→ STATED PROBLEM
Would you return the complete listing below word for word?

→ DATA FOR THIS TASK
+++

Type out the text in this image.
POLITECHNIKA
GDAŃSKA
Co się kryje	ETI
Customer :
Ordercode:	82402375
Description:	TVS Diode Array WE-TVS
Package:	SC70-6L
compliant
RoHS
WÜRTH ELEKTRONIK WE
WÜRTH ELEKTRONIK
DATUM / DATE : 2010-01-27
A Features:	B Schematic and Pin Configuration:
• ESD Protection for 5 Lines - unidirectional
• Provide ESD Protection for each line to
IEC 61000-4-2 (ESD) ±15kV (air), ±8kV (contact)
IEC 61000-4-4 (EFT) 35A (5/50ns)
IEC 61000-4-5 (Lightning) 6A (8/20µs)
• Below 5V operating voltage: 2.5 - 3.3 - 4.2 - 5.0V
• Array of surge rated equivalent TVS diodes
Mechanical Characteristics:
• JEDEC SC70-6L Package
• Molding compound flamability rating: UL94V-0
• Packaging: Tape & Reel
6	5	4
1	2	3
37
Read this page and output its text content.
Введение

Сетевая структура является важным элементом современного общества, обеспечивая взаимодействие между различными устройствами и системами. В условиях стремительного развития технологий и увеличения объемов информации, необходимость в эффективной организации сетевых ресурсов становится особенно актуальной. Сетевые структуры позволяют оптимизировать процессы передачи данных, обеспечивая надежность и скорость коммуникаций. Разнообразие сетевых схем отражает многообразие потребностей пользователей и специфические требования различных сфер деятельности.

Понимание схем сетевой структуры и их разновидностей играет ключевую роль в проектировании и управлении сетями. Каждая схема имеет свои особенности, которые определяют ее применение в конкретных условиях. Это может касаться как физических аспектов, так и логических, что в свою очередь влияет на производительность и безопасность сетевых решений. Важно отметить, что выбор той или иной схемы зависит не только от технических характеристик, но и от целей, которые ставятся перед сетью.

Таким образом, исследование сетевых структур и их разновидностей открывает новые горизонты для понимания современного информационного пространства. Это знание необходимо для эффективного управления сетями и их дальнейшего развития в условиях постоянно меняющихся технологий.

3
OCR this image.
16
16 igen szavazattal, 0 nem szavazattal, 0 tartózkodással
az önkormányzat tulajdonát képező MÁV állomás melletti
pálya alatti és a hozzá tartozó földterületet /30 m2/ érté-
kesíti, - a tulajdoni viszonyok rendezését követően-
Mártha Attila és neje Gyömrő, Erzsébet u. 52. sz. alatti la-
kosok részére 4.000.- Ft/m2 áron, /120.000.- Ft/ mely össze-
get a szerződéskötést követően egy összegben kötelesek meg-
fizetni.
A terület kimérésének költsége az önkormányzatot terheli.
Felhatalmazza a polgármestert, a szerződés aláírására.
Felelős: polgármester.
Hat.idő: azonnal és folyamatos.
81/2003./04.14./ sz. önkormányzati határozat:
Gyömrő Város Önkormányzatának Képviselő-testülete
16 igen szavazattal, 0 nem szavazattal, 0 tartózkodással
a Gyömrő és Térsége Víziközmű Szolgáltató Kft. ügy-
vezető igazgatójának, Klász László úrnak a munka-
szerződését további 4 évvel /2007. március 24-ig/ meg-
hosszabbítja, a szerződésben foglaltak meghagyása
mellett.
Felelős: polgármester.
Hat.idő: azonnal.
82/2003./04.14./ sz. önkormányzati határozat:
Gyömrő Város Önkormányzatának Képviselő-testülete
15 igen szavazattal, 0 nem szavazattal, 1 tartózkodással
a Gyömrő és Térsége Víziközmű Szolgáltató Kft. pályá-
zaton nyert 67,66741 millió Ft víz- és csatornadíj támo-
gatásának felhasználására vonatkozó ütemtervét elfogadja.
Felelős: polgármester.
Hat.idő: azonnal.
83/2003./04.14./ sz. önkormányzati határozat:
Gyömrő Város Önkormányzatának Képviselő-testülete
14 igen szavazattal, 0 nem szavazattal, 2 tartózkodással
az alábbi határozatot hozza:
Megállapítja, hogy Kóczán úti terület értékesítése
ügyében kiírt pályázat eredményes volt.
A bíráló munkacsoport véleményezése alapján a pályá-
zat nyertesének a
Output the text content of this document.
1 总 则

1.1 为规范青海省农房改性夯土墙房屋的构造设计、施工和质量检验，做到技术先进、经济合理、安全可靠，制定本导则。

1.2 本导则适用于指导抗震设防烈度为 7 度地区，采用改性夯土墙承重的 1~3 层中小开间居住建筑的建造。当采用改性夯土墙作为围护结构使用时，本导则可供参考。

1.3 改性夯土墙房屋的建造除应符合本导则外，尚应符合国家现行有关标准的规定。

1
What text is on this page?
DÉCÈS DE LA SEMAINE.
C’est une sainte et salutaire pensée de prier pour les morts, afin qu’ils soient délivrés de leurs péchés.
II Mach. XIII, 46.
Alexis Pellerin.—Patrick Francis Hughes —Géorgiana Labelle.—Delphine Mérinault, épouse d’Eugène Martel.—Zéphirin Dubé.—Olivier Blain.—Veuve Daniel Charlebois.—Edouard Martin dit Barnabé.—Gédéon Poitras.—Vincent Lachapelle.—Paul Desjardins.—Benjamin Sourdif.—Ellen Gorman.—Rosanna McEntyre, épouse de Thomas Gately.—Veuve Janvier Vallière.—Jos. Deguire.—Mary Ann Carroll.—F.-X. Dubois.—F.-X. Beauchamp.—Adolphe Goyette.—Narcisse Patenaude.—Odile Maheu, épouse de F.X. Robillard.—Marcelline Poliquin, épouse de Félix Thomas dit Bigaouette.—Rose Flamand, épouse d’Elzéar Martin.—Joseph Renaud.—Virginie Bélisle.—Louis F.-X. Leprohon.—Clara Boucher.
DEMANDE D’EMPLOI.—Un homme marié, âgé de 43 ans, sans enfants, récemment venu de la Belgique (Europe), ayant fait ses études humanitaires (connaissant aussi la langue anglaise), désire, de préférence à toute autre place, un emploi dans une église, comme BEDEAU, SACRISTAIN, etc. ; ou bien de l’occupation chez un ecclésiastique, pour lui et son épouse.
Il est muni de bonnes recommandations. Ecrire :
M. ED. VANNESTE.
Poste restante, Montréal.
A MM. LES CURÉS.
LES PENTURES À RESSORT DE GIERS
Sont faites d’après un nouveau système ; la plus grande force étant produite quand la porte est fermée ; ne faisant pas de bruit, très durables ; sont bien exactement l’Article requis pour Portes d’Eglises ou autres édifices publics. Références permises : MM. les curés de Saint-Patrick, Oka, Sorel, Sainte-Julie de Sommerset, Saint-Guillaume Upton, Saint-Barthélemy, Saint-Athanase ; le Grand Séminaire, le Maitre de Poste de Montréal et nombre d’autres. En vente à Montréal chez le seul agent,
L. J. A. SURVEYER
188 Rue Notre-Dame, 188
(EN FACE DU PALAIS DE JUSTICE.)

+++

→ EXERCISE OUTPUT
Type out the text in this image.
POLITECHNIKA
GDAŃSKA
Co się kryje	ETI
Customer :
Ordercode:	82402375
Description:	TVS Diode Array WE-TVS
Package:	SC70-6L
compliant
RoHS
WÜRTH ELEKTRONIK WE
WÜRTH ELEKTRONIK
DATUM / DATE : 2010-01-27
A Features:	B Schematic and Pin Configuration:
• ESD Protection for 5 Lines - unidirectional
• Provide ESD Protection for each line to
IEC 61000-4-2 (ESD) ±15kV (air), ±8kV (contact)
IEC 61000-4-4 (EFT) 35A (5/50ns)
IEC 61000-4-5 (Lightning) 6A (8/20µs)
• Below 5V operating voltage: 2.5 - 3.3 - 4.2 - 5.0V
• Array of surge rated equivalent TVS diodes
Mechanical Characteristics:
• JEDEC SC70-6L Package
• Molding compound flamability rating: UL94V-0
• Packaging: Tape & Reel
6	5	4
1	2	3
37
Read this page and output its text content.
Введение

Сетевая структура является важным элементом современного общества, обеспечивая взаимодействие между различными устройствами и системами. В условиях стремительного развития технологий и увеличения объемов информации, необходимость в эффективной организации сетевых ресурсов становится особенно актуальной. Сетевые структуры позволяют оптимизировать процессы передачи данных, обеспечивая надежность и скорость коммуникаций. Разнообразие сетевых схем отражает многообразие потребностей пользователей и специфические требования различных сфер деятельности.

Понимание схем сетевой структуры и их разновидностей играет ключевую роль в проектировании и управлении сетями. Каждая схема имеет свои особенности, которые определяют ее применение в конкретных условиях. Это может касаться как физических аспектов, так и логических, что в свою очередь влияет на производительность и безопасность сетевых решений. Важно отметить, что выбор той или иной схемы зависит не только от технических характеристик, но и от целей, которые ставятся перед сетью.

Таким образом, исследование сетевых структур и их разновидностей открывает новые горизонты для понимания современного информационного пространства. Это знание необходимо для эффективного управления сетями и их дальнейшего развития в условиях постоянно меняющихся технологий.

3
OCR this image.
16
16 igen szavazattal, 0 nem szavazattal, 0 tartózkodással
az önkormányzat tulajdonát képező MÁV állomás melletti
pálya alatti és a hozzá tartozó földterületet /30 m2/ érté-
kesíti, - a tulajdoni viszonyok rendezését követően-
Mártha Attila és neje Gyömrő, Erzsébet u. 52. sz. alatti la-
kosok részére 4.000.- Ft/m2 áron, /120.000.- Ft/ mely össze-
get a szerződéskötést követően egy összegben kötelesek meg-
fizetni.
A terület kimérésének költsége az önkormányzatot terheli.
Felhatalmazza a polgármestert, a szerződés aláírására.
Felelős: polgármester.
Hat.idő: azonnal és folyamatos.
81/2003./04.14./ sz. önkormányzati határozat:
Gyömrő Város Önkormányzatának Képviselő-testülete
16 igen szavazattal, 0 nem szavazattal, 0 tartózkodással
a Gyömrő és Térsége Víziközmű Szolgáltató Kft. ügy-
vezető igazgatójának, Klász László úrnak a munka-
szerződését további 4 évvel /2007. március 24-ig/ meg-
hosszabbítja, a szerződésben foglaltak meghagyása
mellett.
Felelős: polgármester.
Hat.idő: azonnal.
82/2003./04.14./ sz. önkormányzati határozat:
Gyömrő Város Önkormányzatának Képviselő-testülete
15 igen szavazattal, 0 nem szavazattal, 1 tartózkodással
a Gyömrő és Térsége Víziközmű Szolgáltató Kft. pályá-
zaton nyert 67,66741 millió Ft víz- és csatornadíj támo-
gatásának felhasználására vonatkozó ütemtervét elfogadja.
Felelős: polgármester.
Hat.idő: azonnal.
83/2003./04.14./ sz. önkormányzati határozat:
Gyömrő Város Önkormányzatának Képviselő-testülete
14 igen szavazattal, 0 nem szavazattal, 2 tartózkodással
az alábbi határozatot hozza:
Megállapítja, hogy Kóczán úti terület értékesítése
ügyében kiírt pályázat eredményes volt.
A bíráló munkacsoport véleményezése alapján a pályá-
zat nyertesének a
Output the text content of this document.
1 总 则

1.1 为规范青海省农房改性夯土墙房屋的构造设计、施工和质量检验，做到技术先进、经济合理、安全可靠，制定本导则。

1.2 本导则适用于指导抗震设防烈度为 7 度地区，采用改性夯土墙承重的 1~3 层中小开间居住建筑的建造。当采用改性夯土墙作为围护结构使用时，本导则可供参考。

1.3 改性夯土墙房屋的建造除应符合本导则外，尚应符合国家现行有关标准的规定。

1
What text is on this page?
DÉCÈS DE LA SEMAINE.
C’est une sainte et salutaire pensée de prier pour les morts, afin qu’ils soient délivrés de leurs péchés.
II Mach. XIII, 46.
Alexis Pellerin.—Patrick Francis Hughes —Géorgiana Labelle.—Delphine Mérinault, épouse d’Eugène Martel.—Zéphirin Dubé.—Olivier Blain.—Veuve Daniel Charlebois.—Edouard Martin dit Barnabé.—Gédéon Poitras.—Vincent Lachapelle.—Paul Desjardins.—Benjamin Sourdif.—Ellen Gorman.—Rosanna McEntyre, épouse de Thomas Gately.—Veuve Janvier Vallière.—Jos. Deguire.—Mary Ann Carroll.—F.-X. Dubois.—F.-X. Beauchamp.—Adolphe Goyette.—Narcisse Patenaude.—Odile Maheu, épouse de F.X. Robillard.—Marcelline Poliquin, épouse de Félix Thomas dit Bigaouette.—Rose Flamand, épouse d’Elzéar Martin.—Joseph Renaud.—Virginie Bélisle.—Louis F.-X. Leprohon.—Clara Boucher.
DEMANDE D’EMPLOI.—Un homme marié, âgé de 43 ans, sans enfants, récemment venu de la Belgique (Europe), ayant fait ses études humanitaires (connaissant aussi la langue anglaise), désire, de préférence à toute autre place, un emploi dans une église, comme BEDEAU, SACRISTAIN, etc. ; ou bien de l’occupation chez un ecclésiastique, pour lui et son épouse.
Il est muni de bonnes recommandations. Ecrire :
M. ED. VANNESTE.
Poste restante, Montréal.
A MM. LES CURÉS.
LES PENTURES À RESSORT DE GIERS
Sont faites d’après un nouveau système ; la plus grande force étant produite quand la porte est fermée ; ne faisant pas de bruit, très durables ; sont bien exactement l’Article requis pour Portes d’Eglises ou autres édifices publics. Références permises : MM. les curés de Saint-Patrick, Oka, Sorel, Sainte-Julie de Sommerset, Saint-Guillaume Upton, Saint-Barthélemy, Saint-Athanase ; le Grand Séminaire, le Maitre de Poste de Montréal et nombre d’autres. En vente à Montréal chez le seul agent,
L. J. A. SURVEYER
188 Rue Notre-Dame, 188
(EN FACE DU PALAIS DE JUSTICE.)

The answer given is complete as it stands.